- _Exercise_: Return each line of the data below verbatim; pictures are to be left out.

- _Task data_:

§ §

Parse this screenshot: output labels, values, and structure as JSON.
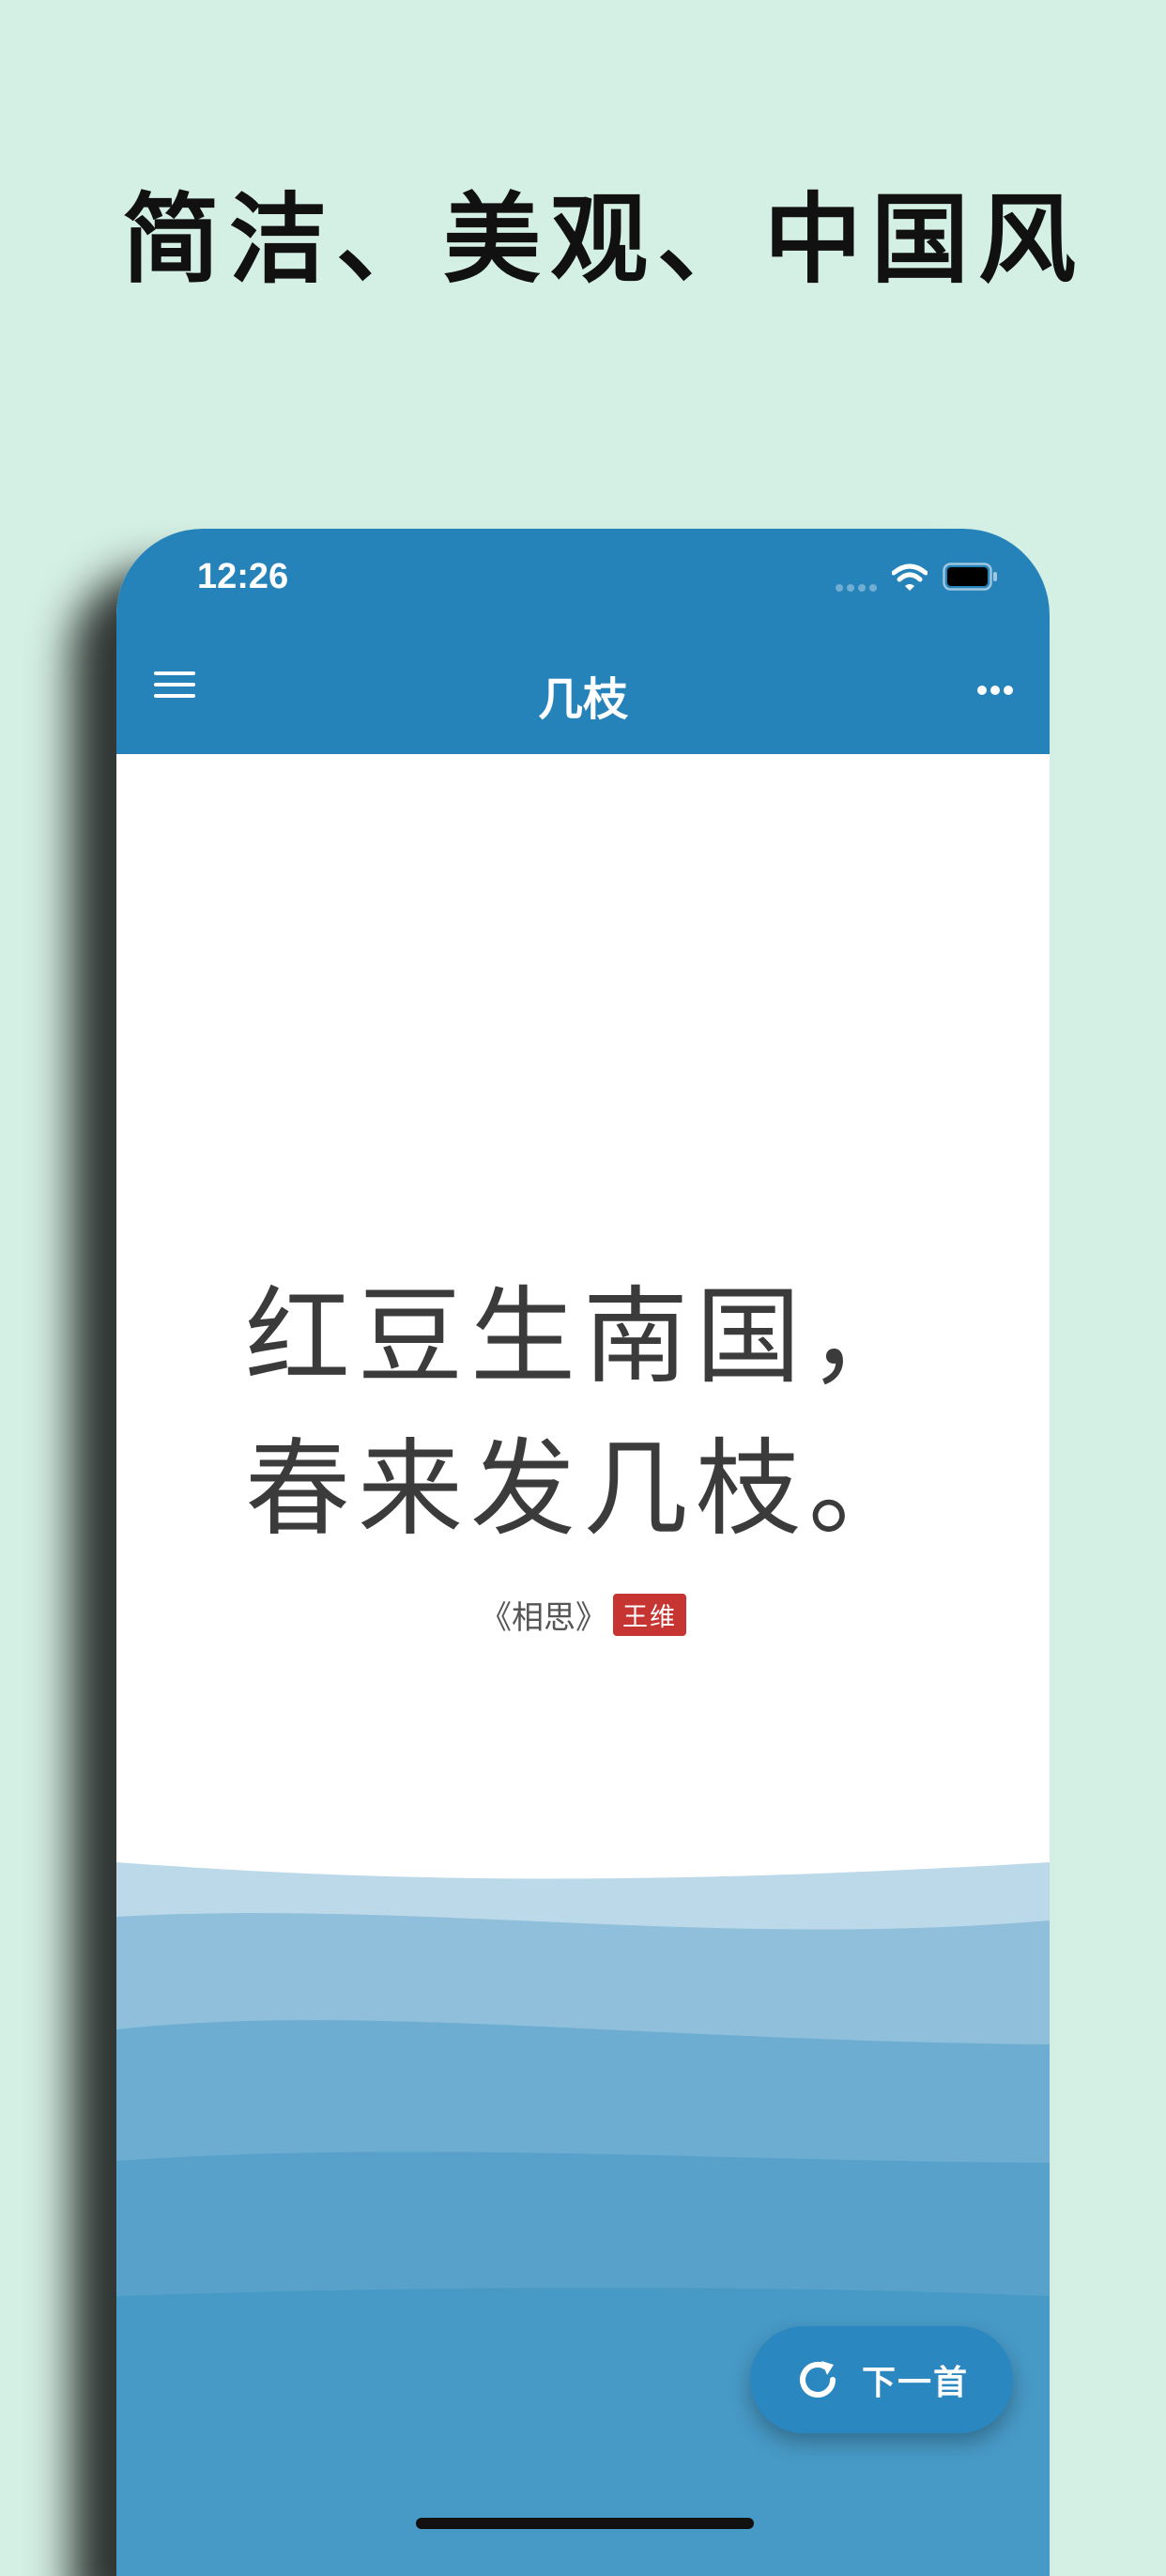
{
  "headline": "简洁、美观、中国风",
  "status_bar": {
    "time": "12:26",
    "signal_icon": "cellular-signal-icon",
    "wifi_icon": "wifi-icon",
    "battery_icon": "battery-icon"
  },
  "app_bar": {
    "title": "几枝",
    "menu_icon": "hamburger-menu-icon",
    "more_icon": "more-dots-icon"
  },
  "poem": {
    "line1": "红豆生南国，",
    "line2": "春来发几枝。",
    "source_title": "《相思》",
    "author": "王维"
  },
  "next_button": {
    "label": "下一首",
    "icon": "refresh-icon"
  },
  "colors": {
    "background": "#d4efe4",
    "app_bar": "#2683ba",
    "author_badge": "#c63532",
    "wave_layers": [
      "#bcd9ea",
      "#8fbfda",
      "#6dadd1",
      "#57a1cb",
      "#4799c6"
    ]
  }
}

§ §

- _Result of the exercise_:
Parse this screenshot: output labels, values, and structure as JSON.
{
  "headline": "简洁、美观、中国风",
  "status_bar": {
    "time": "12:26",
    "signal_icon": "cellular-signal-icon",
    "wifi_icon": "wifi-icon",
    "battery_icon": "battery-icon"
  },
  "app_bar": {
    "title": "几枝",
    "menu_icon": "hamburger-menu-icon",
    "more_icon": "more-dots-icon"
  },
  "poem": {
    "line1": "红豆生南国，",
    "line2": "春来发几枝。",
    "source_title": "《相思》",
    "author": "王维"
  },
  "next_button": {
    "label": "下一首",
    "icon": "refresh-icon"
  },
  "colors": {
    "background": "#d4efe4",
    "app_bar": "#2683ba",
    "author_badge": "#c63532",
    "wave_layers": [
      "#bcd9ea",
      "#8fbfda",
      "#6dadd1",
      "#57a1cb",
      "#4799c6"
    ]
  }
}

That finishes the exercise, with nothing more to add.